**Records supplied:**
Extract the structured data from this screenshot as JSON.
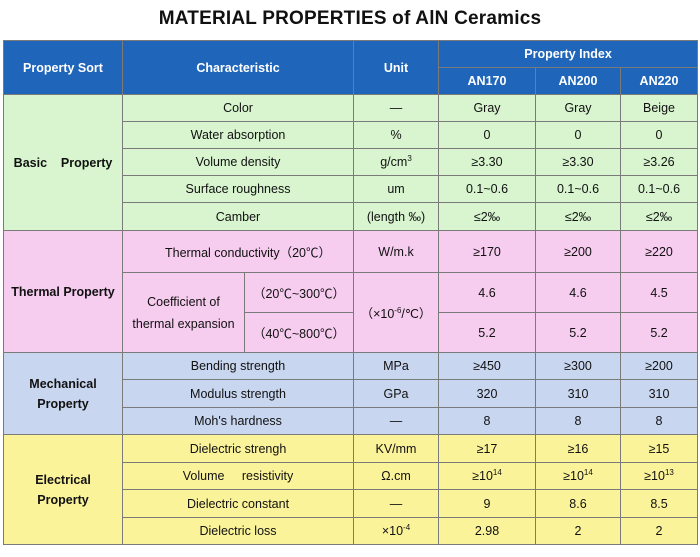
{
  "title": "MATERIAL PROPERTIES of AlN Ceramics",
  "header": {
    "property_sort": "Property Sort",
    "characteristic": "Characteristic",
    "unit": "Unit",
    "property_index": "Property Index",
    "grades": [
      "AN170",
      "AN200",
      "AN220"
    ]
  },
  "groups": {
    "basic": {
      "name": "Basic    Property",
      "rows": [
        {
          "characteristic": "Color",
          "unit": "—",
          "values": [
            "Gray",
            "Gray",
            "Beige"
          ]
        },
        {
          "characteristic": "Water absorption",
          "unit": "%",
          "values": [
            "0",
            "0",
            "0"
          ]
        },
        {
          "characteristic": "Volume density",
          "unit": "g/cm",
          "unit_sup": "3",
          "values": [
            "≥3.30",
            "≥3.30",
            "≥3.26"
          ]
        },
        {
          "characteristic": "Surface roughness",
          "unit": "um",
          "values": [
            "0.1~0.6",
            "0.1~0.6",
            "0.1~0.6"
          ]
        },
        {
          "characteristic": "Camber",
          "unit": "(length ‰)",
          "values": [
            "≤2‰",
            "≤2‰",
            "≤2‰"
          ]
        }
      ]
    },
    "thermal": {
      "name": "Thermal Property",
      "conductivity": {
        "characteristic": "Thermal conductivity（20℃）",
        "unit": "W/m.k",
        "values": [
          "≥170",
          "≥200",
          "≥220"
        ]
      },
      "expansion": {
        "characteristic_line1": "Coefficient of",
        "characteristic_line2": "thermal expansion",
        "unit_prefix": "（×10",
        "unit_sup": "-6",
        "unit_suffix": "/℃）",
        "ranges": [
          {
            "range": "（20℃~300℃）",
            "values": [
              "4.6",
              "4.6",
              "4.5"
            ]
          },
          {
            "range": "（40℃~800℃）",
            "values": [
              "5.2",
              "5.2",
              "5.2"
            ]
          }
        ]
      }
    },
    "mechanical": {
      "name_line1": "Mechanical",
      "name_line2": "Property",
      "rows": [
        {
          "characteristic": "Bending strength",
          "unit": "MPa",
          "values": [
            "≥450",
            "≥300",
            "≥200"
          ]
        },
        {
          "characteristic": "Modulus strength",
          "unit": "GPa",
          "values": [
            "320",
            "310",
            "310"
          ]
        },
        {
          "characteristic": "Moh's hardness",
          "unit": "—",
          "values": [
            "8",
            "8",
            "8"
          ]
        }
      ]
    },
    "electrical": {
      "name_line1": "Electrical",
      "name_line2": "Property",
      "rows": [
        {
          "characteristic": "Dielectric strengh",
          "unit": "KV/mm",
          "values": [
            "≥17",
            "≥16",
            "≥15"
          ]
        },
        {
          "characteristic": "Volume     resistivity",
          "unit": "Ω.cm",
          "values": [
            "≥10",
            "≥10",
            "≥10"
          ],
          "sups": [
            "14",
            "14",
            "13"
          ]
        },
        {
          "characteristic": "Dielectric constant",
          "unit": "—",
          "values": [
            "9",
            "8.6",
            "8.5"
          ]
        },
        {
          "characteristic": "Dielectric loss",
          "unit": "×10",
          "unit_sup": "-4",
          "values": [
            "2.98",
            "2",
            "2"
          ]
        }
      ]
    }
  }
}
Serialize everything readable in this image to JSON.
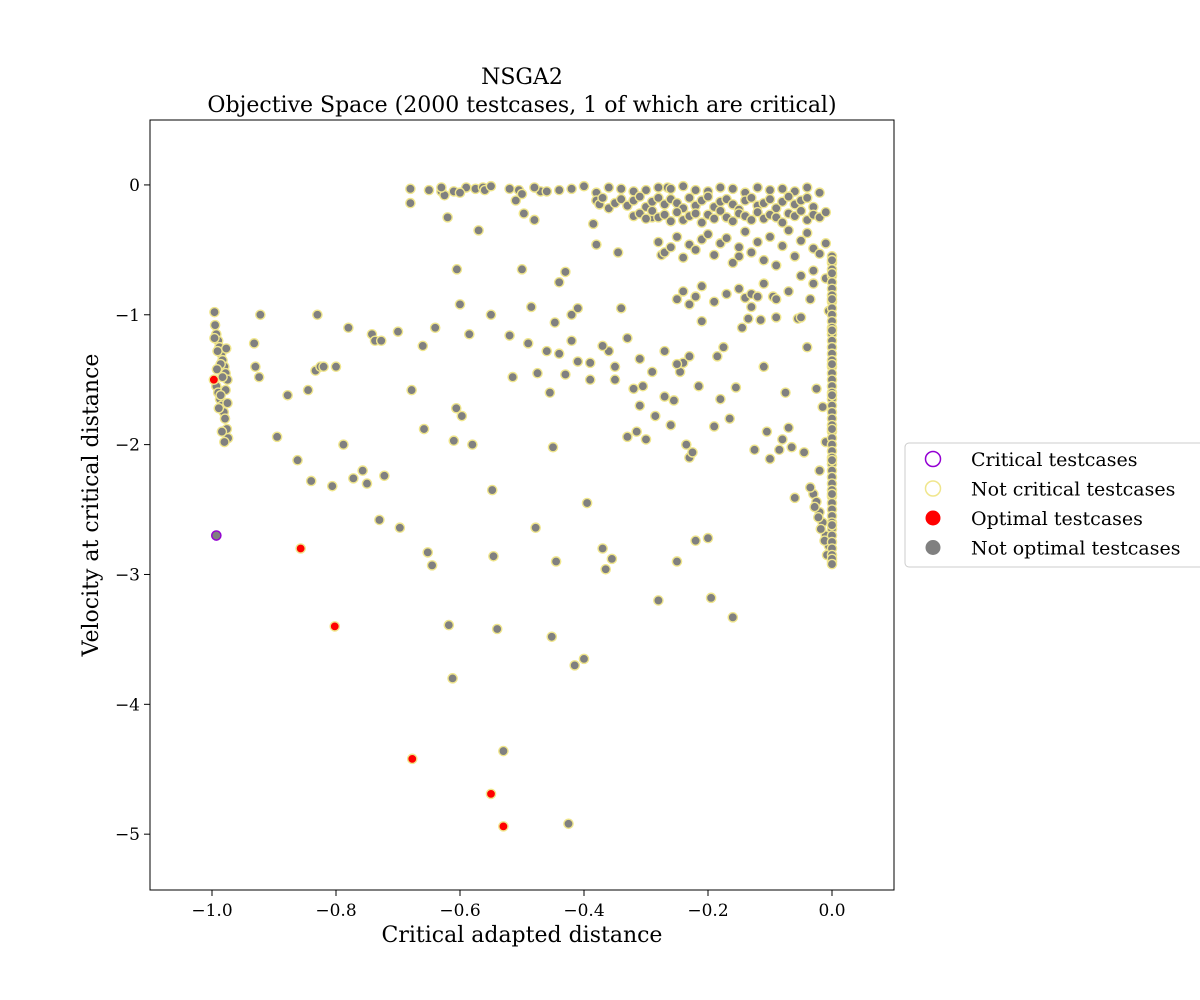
{
  "chart_data": {
    "type": "scatter",
    "title": "NSGA2",
    "subtitle": "Objective Space (2000 testcases, 1 of which are critical)",
    "xlabel": "Critical adapted distance",
    "ylabel": "Velocity at critical distance",
    "xlim": [
      -1.1,
      0.1
    ],
    "ylim": [
      -5.43,
      0.5
    ],
    "xticks": [
      -1.0,
      -0.8,
      -0.6,
      -0.4,
      -0.2,
      0.0
    ],
    "xtick_labels": [
      "−1.0",
      "−0.8",
      "−0.6",
      "−0.4",
      "−0.2",
      "0.0"
    ],
    "yticks": [
      0,
      -1,
      -2,
      -3,
      -4,
      -5
    ],
    "ytick_labels": [
      "0",
      "−1",
      "−2",
      "−3",
      "−4",
      "−5"
    ],
    "grid": false,
    "legend_placement": "center-right outside",
    "colors": {
      "not_optimal_fill": "#808080",
      "not_critical_edge": "#f0e68c",
      "optimal_fill": "#ff0000",
      "critical_edge": "#9400d3"
    },
    "legend": [
      {
        "label": "Critical testcases",
        "marker": "open-circle",
        "color": "#9400d3"
      },
      {
        "label": "Not critical testcases",
        "marker": "open-circle",
        "color": "#f0e68c"
      },
      {
        "label": "Optimal testcases",
        "marker": "filled-circle",
        "color": "#ff0000"
      },
      {
        "label": "Not optimal testcases",
        "marker": "filled-circle",
        "color": "#808080"
      }
    ],
    "series": [
      {
        "name": "Optimal testcases",
        "x": [
          -0.997,
          -0.857,
          -0.802,
          -0.677,
          -0.55,
          -0.53
        ],
        "y": [
          -1.5,
          -2.8,
          -3.4,
          -4.42,
          -4.69,
          -4.94
        ]
      },
      {
        "name": "Critical testcases",
        "x": [
          -0.993
        ],
        "y": [
          -2.7
        ]
      },
      {
        "name": "Not optimal testcases",
        "x": [
          -0.996,
          -0.995,
          -0.993,
          -0.99,
          -0.988,
          -0.985,
          -0.983,
          -0.98,
          -0.978,
          -0.975,
          -0.993,
          -0.99,
          -0.987,
          -0.984,
          -0.981,
          -0.979,
          -0.976,
          -0.974,
          -0.991,
          -0.986,
          -0.983,
          -0.978,
          -0.975,
          -0.996,
          -0.989,
          -0.984,
          -0.98,
          -0.977,
          -0.992,
          -0.986,
          -0.932,
          -0.93,
          -0.924,
          -0.922,
          -0.895,
          -0.878,
          -0.862,
          -0.845,
          -0.84,
          -0.833,
          -0.83,
          -0.825,
          -0.82,
          -0.806,
          -0.8,
          -0.788,
          -0.78,
          -0.772,
          -0.757,
          -0.75,
          -0.742,
          -0.737,
          -0.73,
          -0.727,
          -0.722,
          -0.7,
          -0.697,
          -0.68,
          -0.678,
          -0.66,
          -0.658,
          -0.652,
          -0.645,
          -0.64,
          -0.63,
          -0.625,
          -0.62,
          -0.618,
          -0.612,
          -0.61,
          -0.606,
          -0.605,
          -0.6,
          -0.597,
          -0.59,
          -0.585,
          -0.58,
          -0.575,
          -0.57,
          -0.563,
          -0.55,
          -0.548,
          -0.546,
          -0.54,
          -0.53,
          -0.52,
          -0.515,
          -0.51,
          -0.505,
          -0.5,
          -0.497,
          -0.49,
          -0.485,
          -0.48,
          -0.478,
          -0.475,
          -0.47,
          -0.46,
          -0.455,
          -0.452,
          -0.45,
          -0.447,
          -0.445,
          -0.44,
          -0.43,
          -0.425,
          -0.42,
          -0.415,
          -0.41,
          -0.4,
          -0.395,
          -0.39,
          -0.385,
          -0.38,
          -0.37,
          -0.365,
          -0.36,
          -0.355,
          -0.35,
          -0.345,
          -0.34,
          -0.33,
          -0.32,
          -0.315,
          -0.31,
          -0.305,
          -0.3,
          -0.29,
          -0.285,
          -0.28,
          -0.275,
          -0.27,
          -0.265,
          -0.26,
          -0.255,
          -0.25,
          -0.245,
          -0.24,
          -0.235,
          -0.23,
          -0.225,
          -0.22,
          -0.215,
          -0.21,
          -0.2,
          -0.195,
          -0.19,
          -0.185,
          -0.18,
          -0.175,
          -0.17,
          -0.165,
          -0.16,
          -0.155,
          -0.15,
          -0.145,
          -0.14,
          -0.135,
          -0.13,
          -0.125,
          -0.12,
          -0.115,
          -0.11,
          -0.105,
          -0.1,
          -0.095,
          -0.09,
          -0.085,
          -0.08,
          -0.075,
          -0.07,
          -0.065,
          -0.06,
          -0.055,
          -0.05,
          -0.045,
          -0.04,
          -0.035,
          -0.03,
          -0.025,
          -0.02,
          -0.015,
          -0.01,
          -0.005,
          -0.68,
          -0.65,
          -0.63,
          -0.61,
          -0.6,
          -0.56,
          -0.55,
          -0.52,
          -0.5,
          -0.48,
          -0.46,
          -0.44,
          -0.42,
          -0.4,
          -0.38,
          -0.36,
          -0.34,
          -0.32,
          -0.3,
          -0.28,
          -0.26,
          -0.24,
          -0.22,
          -0.2,
          -0.18,
          -0.16,
          -0.14,
          -0.12,
          -0.1,
          -0.08,
          -0.06,
          -0.04,
          -0.02,
          -0.38,
          -0.375,
          -0.37,
          -0.36,
          -0.35,
          -0.34,
          -0.33,
          -0.32,
          -0.31,
          -0.3,
          -0.29,
          -0.28,
          -0.27,
          -0.26,
          -0.25,
          -0.24,
          -0.23,
          -0.22,
          -0.21,
          -0.2,
          -0.19,
          -0.18,
          -0.17,
          -0.16,
          -0.15,
          -0.14,
          -0.13,
          -0.12,
          -0.11,
          -0.1,
          -0.09,
          -0.08,
          -0.07,
          -0.06,
          -0.05,
          -0.04,
          -0.03,
          -0.32,
          -0.31,
          -0.3,
          -0.29,
          -0.28,
          -0.27,
          -0.26,
          -0.25,
          -0.24,
          -0.23,
          -0.22,
          -0.21,
          -0.2,
          -0.19,
          -0.18,
          -0.17,
          -0.16,
          -0.15,
          -0.14,
          -0.13,
          -0.12,
          -0.11,
          -0.1,
          -0.09,
          -0.08,
          -0.07,
          -0.06,
          -0.05,
          -0.04,
          -0.03,
          -0.02,
          -0.01,
          -0.28,
          -0.27,
          -0.26,
          -0.25,
          -0.24,
          -0.23,
          -0.22,
          -0.21,
          -0.2,
          -0.19,
          -0.18,
          -0.17,
          -0.16,
          -0.15,
          -0.14,
          -0.13,
          -0.12,
          -0.11,
          -0.1,
          -0.09,
          -0.08,
          -0.07,
          -0.06,
          -0.05,
          -0.04,
          -0.03,
          -0.02,
          -0.01,
          -0.25,
          -0.24,
          -0.23,
          -0.22,
          -0.21,
          -0.19,
          -0.17,
          -0.15,
          -0.13,
          -0.11,
          -0.09,
          -0.07,
          -0.05,
          -0.03,
          -0.01,
          -0.44,
          -0.43,
          -0.42,
          -0.41,
          -0.39,
          -0.37,
          -0.35,
          -0.33,
          -0.31,
          -0.29,
          -0.27,
          -0.25,
          -0.23,
          -0.03,
          -0.025,
          -0.02,
          -0.015,
          -0.01,
          -0.005,
          -0.035,
          -0.028,
          -0.022,
          -0.018,
          -0.012,
          -0.008
        ],
        "y": [
          -0.98,
          -1.08,
          -1.15,
          -1.2,
          -1.25,
          -1.3,
          -1.35,
          -1.4,
          -1.45,
          -1.5,
          -1.55,
          -1.6,
          -1.65,
          -1.7,
          -1.75,
          -1.8,
          -1.88,
          -1.95,
          -1.28,
          -1.38,
          -1.48,
          -1.58,
          -1.68,
          -1.18,
          -1.72,
          -1.9,
          -1.98,
          -1.26,
          -1.42,
          -1.62,
          -1.22,
          -1.4,
          -1.48,
          -1.0,
          -1.94,
          -1.62,
          -2.12,
          -1.58,
          -2.28,
          -1.43,
          -1.0,
          -1.4,
          -1.4,
          -2.32,
          -1.4,
          -2.0,
          -1.1,
          -2.26,
          -2.2,
          -2.3,
          -1.15,
          -1.2,
          -2.58,
          -1.2,
          -2.24,
          -1.13,
          -2.64,
          -0.14,
          -1.58,
          -1.24,
          -1.88,
          -2.83,
          -2.93,
          -1.1,
          -0.05,
          -0.08,
          -0.25,
          -3.39,
          -3.8,
          -1.97,
          -1.72,
          -0.65,
          -0.92,
          -1.78,
          -0.02,
          -1.15,
          -2.0,
          -0.03,
          -0.35,
          -0.02,
          -1.0,
          -2.35,
          -2.86,
          -3.42,
          -4.36,
          -1.16,
          -1.48,
          -0.12,
          -0.04,
          -0.65,
          -0.22,
          -1.22,
          -0.94,
          -0.27,
          -2.64,
          -1.45,
          -0.05,
          -1.28,
          -1.6,
          -3.48,
          -2.02,
          -1.06,
          -2.9,
          -0.75,
          -0.67,
          -4.92,
          -1.0,
          -3.7,
          -0.95,
          -3.65,
          -2.45,
          -1.37,
          -0.3,
          -0.46,
          -2.8,
          -2.96,
          -1.28,
          -2.88,
          -1.5,
          -0.52,
          -0.95,
          -1.94,
          -1.57,
          -1.9,
          -1.7,
          -1.55,
          -1.96,
          -0.25,
          -1.78,
          -3.2,
          -0.54,
          -1.63,
          -0.02,
          -1.85,
          -1.66,
          -2.9,
          -1.44,
          -1.37,
          -2.0,
          -2.1,
          -2.06,
          -2.74,
          -1.55,
          -1.05,
          -2.72,
          -3.18,
          -1.86,
          -1.32,
          -1.65,
          -1.25,
          -0.25,
          -1.8,
          -3.33,
          -1.56,
          -0.55,
          -1.1,
          -0.87,
          -1.03,
          -0.84,
          -2.04,
          -0.86,
          -1.04,
          -1.4,
          -1.9,
          -2.11,
          -0.86,
          -1.02,
          -2.04,
          -1.96,
          -1.6,
          -1.87,
          -2.02,
          -2.41,
          -1.03,
          -1.02,
          -2.06,
          -1.25,
          -0.88,
          -0.76,
          -1.57,
          -2.2,
          -1.71,
          -1.98,
          -0.97,
          -0.03,
          -0.04,
          -0.02,
          -0.05,
          -0.06,
          -0.04,
          -0.01,
          -0.03,
          -0.07,
          -0.02,
          -0.05,
          -0.04,
          -0.03,
          -0.01,
          -0.06,
          -0.02,
          -0.03,
          -0.05,
          -0.04,
          -0.02,
          -0.03,
          -0.01,
          -0.04,
          -0.05,
          -0.02,
          -0.03,
          -0.06,
          -0.02,
          -0.04,
          -0.03,
          -0.05,
          -0.02,
          -0.06,
          -0.12,
          -0.15,
          -0.1,
          -0.18,
          -0.14,
          -0.11,
          -0.16,
          -0.12,
          -0.09,
          -0.17,
          -0.13,
          -0.1,
          -0.15,
          -0.11,
          -0.14,
          -0.18,
          -0.1,
          -0.16,
          -0.12,
          -0.09,
          -0.17,
          -0.13,
          -0.11,
          -0.15,
          -0.19,
          -0.12,
          -0.1,
          -0.16,
          -0.14,
          -0.11,
          -0.18,
          -0.13,
          -0.09,
          -0.15,
          -0.12,
          -0.1,
          -0.17,
          -0.24,
          -0.22,
          -0.26,
          -0.2,
          -0.25,
          -0.23,
          -0.28,
          -0.21,
          -0.27,
          -0.24,
          -0.22,
          -0.29,
          -0.23,
          -0.26,
          -0.2,
          -0.25,
          -0.28,
          -0.22,
          -0.24,
          -0.27,
          -0.21,
          -0.26,
          -0.23,
          -0.25,
          -0.29,
          -0.22,
          -0.24,
          -0.2,
          -0.27,
          -0.23,
          -0.25,
          -0.21,
          -0.44,
          -0.52,
          -0.48,
          -0.4,
          -0.56,
          -0.46,
          -0.5,
          -0.42,
          -0.38,
          -0.54,
          -0.45,
          -0.41,
          -0.6,
          -0.48,
          -0.36,
          -0.52,
          -0.44,
          -0.58,
          -0.4,
          -0.62,
          -0.47,
          -0.35,
          -0.55,
          -0.43,
          -0.37,
          -0.49,
          -0.53,
          -0.45,
          -0.88,
          -0.82,
          -0.92,
          -0.86,
          -0.78,
          -0.9,
          -0.84,
          -0.8,
          -0.94,
          -0.76,
          -0.88,
          -0.82,
          -0.7,
          -0.66,
          -0.72,
          -1.3,
          -1.46,
          -1.2,
          -1.36,
          -1.5,
          -1.24,
          -1.4,
          -1.18,
          -1.34,
          -1.44,
          -1.28,
          -1.38,
          -1.32,
          -2.38,
          -2.44,
          -2.52,
          -2.6,
          -2.7,
          -2.78,
          -2.33,
          -2.48,
          -2.56,
          -2.65,
          -2.74,
          -2.85
        ]
      },
      {
        "name": "Not optimal testcases (x = 0.0)",
        "x": [
          0.0,
          0.0,
          0.0,
          0.0,
          0.0,
          0.0,
          0.0,
          0.0,
          0.0,
          0.0,
          0.0,
          0.0,
          0.0,
          0.0,
          0.0,
          0.0,
          0.0,
          0.0,
          0.0,
          0.0,
          0.0,
          0.0,
          0.0,
          0.0,
          0.0,
          0.0,
          0.0,
          0.0,
          0.0,
          0.0,
          0.0,
          0.0,
          0.0,
          0.0,
          0.0,
          0.0,
          0.0,
          0.0,
          0.0,
          0.0,
          0.0,
          0.0,
          0.0,
          0.0,
          0.0,
          0.0,
          0.0,
          0.0,
          0.0,
          0.0,
          0.0,
          0.0,
          0.0,
          0.0,
          0.0,
          0.0,
          0.0,
          0.0,
          0.0,
          0.0
        ],
        "y": [
          -0.55,
          -0.6,
          -0.65,
          -0.7,
          -0.75,
          -0.8,
          -0.85,
          -0.9,
          -0.95,
          -1.0,
          -1.05,
          -1.1,
          -1.15,
          -1.2,
          -1.25,
          -1.3,
          -1.35,
          -1.4,
          -1.45,
          -1.5,
          -1.55,
          -1.6,
          -1.65,
          -1.7,
          -1.75,
          -1.8,
          -1.85,
          -1.9,
          -1.95,
          -2.0,
          -2.05,
          -2.1,
          -2.15,
          -2.2,
          -2.25,
          -2.3,
          -2.35,
          -2.4,
          -2.45,
          -2.5,
          -2.55,
          -2.6,
          -2.65,
          -2.7,
          -2.75,
          -2.8,
          -2.85,
          -2.9,
          -0.58,
          -0.88,
          -1.12,
          -1.38,
          -1.62,
          -1.88,
          -2.12,
          -2.38,
          -2.62,
          -2.88,
          -2.92,
          -0.68
        ]
      }
    ]
  }
}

**What is asked:**
Show every line in the entries where the string "strength" occurs.

**Full solution:**
          "characteristic": "Bending strength",
          "characteristic": "Modulus strength",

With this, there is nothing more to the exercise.